Available records>
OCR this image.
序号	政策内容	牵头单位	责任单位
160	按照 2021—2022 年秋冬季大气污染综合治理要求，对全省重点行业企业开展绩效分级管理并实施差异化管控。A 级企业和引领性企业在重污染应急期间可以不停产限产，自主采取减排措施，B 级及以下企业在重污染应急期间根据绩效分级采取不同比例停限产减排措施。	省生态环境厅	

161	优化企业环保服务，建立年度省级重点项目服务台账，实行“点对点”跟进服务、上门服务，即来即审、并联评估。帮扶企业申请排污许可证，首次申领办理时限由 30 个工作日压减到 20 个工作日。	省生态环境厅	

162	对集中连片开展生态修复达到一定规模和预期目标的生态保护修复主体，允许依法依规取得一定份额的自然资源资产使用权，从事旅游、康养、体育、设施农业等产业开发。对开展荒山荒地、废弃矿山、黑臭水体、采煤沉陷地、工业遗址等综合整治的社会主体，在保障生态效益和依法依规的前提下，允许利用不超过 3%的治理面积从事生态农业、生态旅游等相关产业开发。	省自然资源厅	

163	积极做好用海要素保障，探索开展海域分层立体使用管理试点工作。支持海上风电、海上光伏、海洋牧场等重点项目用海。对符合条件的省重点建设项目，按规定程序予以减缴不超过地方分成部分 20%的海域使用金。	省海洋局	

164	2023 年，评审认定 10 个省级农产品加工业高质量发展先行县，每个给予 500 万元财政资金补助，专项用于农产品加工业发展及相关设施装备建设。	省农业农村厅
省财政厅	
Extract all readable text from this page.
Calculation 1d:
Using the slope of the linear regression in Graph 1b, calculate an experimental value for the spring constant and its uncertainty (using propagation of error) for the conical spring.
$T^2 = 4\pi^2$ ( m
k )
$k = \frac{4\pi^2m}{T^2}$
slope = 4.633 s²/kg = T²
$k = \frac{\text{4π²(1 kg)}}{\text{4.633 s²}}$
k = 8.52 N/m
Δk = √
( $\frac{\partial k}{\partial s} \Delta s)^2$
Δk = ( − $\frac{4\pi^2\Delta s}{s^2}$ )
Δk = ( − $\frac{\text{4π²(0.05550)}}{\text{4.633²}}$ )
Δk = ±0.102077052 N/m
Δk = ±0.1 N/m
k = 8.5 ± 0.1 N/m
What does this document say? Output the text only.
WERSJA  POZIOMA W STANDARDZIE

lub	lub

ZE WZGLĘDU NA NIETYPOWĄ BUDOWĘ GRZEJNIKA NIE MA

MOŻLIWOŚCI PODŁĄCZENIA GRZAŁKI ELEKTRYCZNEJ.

Written task> Read the data above and pull out each line that holds the string "frac".

Task answer>
$k = \frac{4\pi^2m}{T^2}$
$k = \frac{\text{4π²(1 kg)}}{\text{4.633 s²}}$
( $\frac{\partial k}{\partial s} \Delta s)^2$
Δk = ( − $\frac{4\pi^2\Delta s}{s^2}$ )
Δk = ( − $\frac{\text{4π²(0.05550)}}{\text{4.633²}}$ )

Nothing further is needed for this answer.